### Prompt
Copy out each line of the material below that holds the string "your".

### Data supplied

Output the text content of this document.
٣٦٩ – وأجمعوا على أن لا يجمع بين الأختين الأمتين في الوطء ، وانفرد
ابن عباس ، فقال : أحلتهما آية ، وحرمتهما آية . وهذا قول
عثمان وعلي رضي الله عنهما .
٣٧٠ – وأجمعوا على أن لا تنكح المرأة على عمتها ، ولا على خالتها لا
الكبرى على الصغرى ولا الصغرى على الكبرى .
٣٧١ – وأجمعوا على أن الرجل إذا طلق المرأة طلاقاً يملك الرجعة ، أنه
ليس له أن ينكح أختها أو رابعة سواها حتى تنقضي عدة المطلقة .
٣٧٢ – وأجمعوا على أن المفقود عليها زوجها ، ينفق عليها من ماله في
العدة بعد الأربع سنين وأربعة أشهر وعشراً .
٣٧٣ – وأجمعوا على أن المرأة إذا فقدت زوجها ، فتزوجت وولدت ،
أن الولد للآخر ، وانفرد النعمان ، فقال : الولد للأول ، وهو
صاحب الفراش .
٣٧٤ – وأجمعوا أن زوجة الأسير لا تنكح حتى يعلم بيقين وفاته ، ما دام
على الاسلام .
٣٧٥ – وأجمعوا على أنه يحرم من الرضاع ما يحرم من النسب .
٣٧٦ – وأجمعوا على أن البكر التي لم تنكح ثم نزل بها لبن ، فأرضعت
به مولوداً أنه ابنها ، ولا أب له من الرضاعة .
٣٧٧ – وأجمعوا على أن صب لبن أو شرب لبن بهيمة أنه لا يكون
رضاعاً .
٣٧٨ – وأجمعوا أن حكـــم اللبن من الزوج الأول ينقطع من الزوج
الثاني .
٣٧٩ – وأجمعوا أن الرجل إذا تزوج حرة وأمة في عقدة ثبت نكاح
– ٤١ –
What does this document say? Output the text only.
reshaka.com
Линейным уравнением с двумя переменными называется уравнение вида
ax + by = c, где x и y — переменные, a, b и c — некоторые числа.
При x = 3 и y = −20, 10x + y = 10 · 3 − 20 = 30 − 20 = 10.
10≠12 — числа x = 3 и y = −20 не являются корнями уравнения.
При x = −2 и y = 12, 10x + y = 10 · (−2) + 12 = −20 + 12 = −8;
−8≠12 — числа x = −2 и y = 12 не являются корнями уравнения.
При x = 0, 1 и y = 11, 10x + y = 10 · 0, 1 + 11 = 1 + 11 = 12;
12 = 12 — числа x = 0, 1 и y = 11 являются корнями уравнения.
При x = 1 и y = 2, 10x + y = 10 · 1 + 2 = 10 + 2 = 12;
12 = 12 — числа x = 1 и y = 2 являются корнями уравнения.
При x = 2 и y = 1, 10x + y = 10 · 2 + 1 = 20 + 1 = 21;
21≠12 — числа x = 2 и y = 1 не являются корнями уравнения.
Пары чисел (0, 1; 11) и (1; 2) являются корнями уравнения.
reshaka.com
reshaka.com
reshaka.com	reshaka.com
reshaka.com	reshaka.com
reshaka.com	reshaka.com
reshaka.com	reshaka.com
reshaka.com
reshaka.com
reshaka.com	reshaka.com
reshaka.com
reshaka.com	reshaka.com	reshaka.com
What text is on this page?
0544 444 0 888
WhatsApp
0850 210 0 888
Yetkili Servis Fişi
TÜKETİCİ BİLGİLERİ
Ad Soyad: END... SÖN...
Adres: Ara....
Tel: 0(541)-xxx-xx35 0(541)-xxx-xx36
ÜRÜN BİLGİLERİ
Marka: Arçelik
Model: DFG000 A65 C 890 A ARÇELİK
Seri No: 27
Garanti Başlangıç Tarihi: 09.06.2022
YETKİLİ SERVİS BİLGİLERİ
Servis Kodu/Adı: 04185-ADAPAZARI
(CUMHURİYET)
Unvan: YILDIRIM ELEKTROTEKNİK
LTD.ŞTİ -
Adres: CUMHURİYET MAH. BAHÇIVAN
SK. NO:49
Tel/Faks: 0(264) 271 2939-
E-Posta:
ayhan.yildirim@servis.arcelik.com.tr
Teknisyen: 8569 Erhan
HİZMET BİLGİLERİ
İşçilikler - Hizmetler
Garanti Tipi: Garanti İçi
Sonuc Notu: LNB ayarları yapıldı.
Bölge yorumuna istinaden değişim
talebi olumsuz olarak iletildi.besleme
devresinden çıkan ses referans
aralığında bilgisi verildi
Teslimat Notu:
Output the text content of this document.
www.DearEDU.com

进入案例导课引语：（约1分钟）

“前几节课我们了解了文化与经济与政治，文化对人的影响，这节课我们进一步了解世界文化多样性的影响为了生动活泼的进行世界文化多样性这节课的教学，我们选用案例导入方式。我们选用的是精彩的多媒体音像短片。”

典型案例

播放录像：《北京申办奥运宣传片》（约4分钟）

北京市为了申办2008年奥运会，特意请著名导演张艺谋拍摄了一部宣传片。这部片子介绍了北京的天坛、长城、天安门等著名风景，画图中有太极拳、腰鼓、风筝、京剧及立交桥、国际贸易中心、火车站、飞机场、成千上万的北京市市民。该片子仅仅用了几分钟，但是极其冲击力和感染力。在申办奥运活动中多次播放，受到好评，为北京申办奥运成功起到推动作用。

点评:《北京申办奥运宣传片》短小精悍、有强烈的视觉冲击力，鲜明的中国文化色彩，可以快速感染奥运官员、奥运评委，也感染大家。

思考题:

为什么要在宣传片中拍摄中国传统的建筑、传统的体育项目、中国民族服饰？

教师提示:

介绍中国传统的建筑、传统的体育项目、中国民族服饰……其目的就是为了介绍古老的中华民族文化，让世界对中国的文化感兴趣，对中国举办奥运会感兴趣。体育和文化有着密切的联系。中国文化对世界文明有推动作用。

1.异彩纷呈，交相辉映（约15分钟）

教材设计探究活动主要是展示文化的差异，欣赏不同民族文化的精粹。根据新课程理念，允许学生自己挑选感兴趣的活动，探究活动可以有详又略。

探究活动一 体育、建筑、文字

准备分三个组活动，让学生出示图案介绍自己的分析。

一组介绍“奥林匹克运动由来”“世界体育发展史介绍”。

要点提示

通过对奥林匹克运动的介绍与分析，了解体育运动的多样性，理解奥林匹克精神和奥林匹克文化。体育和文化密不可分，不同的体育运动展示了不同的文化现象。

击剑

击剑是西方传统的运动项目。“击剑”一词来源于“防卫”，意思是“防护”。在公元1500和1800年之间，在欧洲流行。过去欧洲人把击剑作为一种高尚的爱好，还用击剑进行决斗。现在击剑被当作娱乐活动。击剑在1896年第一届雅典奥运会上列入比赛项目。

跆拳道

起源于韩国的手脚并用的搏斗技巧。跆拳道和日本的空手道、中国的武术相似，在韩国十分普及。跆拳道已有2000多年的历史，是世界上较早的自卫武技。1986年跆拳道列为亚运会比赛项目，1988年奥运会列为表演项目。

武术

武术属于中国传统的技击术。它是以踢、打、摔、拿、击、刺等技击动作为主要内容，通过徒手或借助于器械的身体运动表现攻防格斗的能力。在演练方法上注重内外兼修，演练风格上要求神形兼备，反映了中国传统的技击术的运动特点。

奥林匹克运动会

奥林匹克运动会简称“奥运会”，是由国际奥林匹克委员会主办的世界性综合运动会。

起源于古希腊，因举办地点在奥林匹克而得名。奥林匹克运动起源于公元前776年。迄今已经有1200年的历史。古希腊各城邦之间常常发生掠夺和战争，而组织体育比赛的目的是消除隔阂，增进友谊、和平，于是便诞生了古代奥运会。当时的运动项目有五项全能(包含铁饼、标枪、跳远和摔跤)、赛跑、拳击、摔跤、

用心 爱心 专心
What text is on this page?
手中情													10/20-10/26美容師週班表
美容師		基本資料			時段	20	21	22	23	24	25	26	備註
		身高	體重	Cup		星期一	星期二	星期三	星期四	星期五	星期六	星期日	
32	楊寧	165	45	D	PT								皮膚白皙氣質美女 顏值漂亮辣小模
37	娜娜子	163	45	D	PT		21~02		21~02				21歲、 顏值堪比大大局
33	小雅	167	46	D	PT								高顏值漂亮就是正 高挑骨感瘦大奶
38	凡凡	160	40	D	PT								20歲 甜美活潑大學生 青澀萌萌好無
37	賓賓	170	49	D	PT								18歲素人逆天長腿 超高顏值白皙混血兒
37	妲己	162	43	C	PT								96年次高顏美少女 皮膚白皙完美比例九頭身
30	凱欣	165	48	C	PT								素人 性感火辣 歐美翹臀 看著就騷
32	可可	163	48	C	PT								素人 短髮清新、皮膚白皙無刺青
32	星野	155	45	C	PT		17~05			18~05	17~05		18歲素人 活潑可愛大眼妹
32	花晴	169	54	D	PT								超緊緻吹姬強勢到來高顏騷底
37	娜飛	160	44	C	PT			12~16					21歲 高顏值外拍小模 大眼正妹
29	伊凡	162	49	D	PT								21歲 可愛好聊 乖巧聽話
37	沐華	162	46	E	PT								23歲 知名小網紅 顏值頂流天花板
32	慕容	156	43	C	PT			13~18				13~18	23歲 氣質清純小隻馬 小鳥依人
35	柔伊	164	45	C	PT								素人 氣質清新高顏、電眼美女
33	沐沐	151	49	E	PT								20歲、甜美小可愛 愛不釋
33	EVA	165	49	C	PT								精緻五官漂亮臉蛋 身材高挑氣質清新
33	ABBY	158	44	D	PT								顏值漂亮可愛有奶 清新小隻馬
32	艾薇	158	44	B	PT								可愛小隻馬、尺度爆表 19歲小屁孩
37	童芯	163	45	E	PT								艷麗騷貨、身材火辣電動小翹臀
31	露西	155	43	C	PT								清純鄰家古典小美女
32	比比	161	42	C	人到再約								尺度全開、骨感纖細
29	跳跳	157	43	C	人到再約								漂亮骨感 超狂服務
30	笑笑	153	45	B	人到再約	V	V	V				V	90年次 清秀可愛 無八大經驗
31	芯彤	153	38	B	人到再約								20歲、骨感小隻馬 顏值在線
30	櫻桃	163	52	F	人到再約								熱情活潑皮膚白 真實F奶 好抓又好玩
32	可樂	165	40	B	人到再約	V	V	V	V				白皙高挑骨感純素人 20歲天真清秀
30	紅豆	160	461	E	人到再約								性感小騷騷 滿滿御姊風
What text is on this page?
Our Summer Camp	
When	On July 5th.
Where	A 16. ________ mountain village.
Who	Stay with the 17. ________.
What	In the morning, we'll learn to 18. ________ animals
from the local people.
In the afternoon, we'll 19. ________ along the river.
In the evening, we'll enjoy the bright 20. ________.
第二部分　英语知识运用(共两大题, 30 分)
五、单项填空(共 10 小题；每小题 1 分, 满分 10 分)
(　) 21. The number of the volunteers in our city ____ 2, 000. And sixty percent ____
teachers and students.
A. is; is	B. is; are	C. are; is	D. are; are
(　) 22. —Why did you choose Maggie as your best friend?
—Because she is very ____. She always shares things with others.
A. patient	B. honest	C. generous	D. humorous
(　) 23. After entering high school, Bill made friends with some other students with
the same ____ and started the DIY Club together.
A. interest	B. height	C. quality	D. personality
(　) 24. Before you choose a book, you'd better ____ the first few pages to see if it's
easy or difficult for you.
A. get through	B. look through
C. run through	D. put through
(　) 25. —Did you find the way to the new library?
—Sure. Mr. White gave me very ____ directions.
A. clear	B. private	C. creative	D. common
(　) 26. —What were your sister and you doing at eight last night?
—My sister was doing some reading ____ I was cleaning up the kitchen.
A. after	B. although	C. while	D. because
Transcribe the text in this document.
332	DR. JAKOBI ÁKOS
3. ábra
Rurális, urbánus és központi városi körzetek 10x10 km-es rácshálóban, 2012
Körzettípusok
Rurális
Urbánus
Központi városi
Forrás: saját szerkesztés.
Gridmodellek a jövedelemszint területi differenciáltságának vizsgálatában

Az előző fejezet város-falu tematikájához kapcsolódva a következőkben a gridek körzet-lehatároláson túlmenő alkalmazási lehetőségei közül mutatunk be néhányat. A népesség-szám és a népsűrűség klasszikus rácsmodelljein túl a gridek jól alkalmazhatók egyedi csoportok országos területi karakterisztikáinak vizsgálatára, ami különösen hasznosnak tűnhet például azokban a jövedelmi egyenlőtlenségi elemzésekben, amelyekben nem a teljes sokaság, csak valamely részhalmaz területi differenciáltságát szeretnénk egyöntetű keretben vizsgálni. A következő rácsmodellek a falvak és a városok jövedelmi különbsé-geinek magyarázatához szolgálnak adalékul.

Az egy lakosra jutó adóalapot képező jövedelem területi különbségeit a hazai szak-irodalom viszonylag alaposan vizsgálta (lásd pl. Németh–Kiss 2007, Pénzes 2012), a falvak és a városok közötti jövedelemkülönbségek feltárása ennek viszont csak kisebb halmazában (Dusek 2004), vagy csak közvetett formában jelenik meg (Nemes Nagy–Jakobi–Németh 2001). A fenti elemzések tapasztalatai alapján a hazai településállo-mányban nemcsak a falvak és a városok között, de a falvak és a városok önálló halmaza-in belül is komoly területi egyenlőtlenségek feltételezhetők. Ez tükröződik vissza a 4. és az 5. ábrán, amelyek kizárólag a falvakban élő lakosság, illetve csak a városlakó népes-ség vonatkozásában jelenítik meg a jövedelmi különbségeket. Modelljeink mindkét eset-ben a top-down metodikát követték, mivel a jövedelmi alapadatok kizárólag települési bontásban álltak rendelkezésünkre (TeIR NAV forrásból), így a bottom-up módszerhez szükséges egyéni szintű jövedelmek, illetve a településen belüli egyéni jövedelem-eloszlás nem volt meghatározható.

### Output
(　) 22. —Why did you choose Maggie as your best friend?
(　) 26. —What were your sister and you doing at eight last night?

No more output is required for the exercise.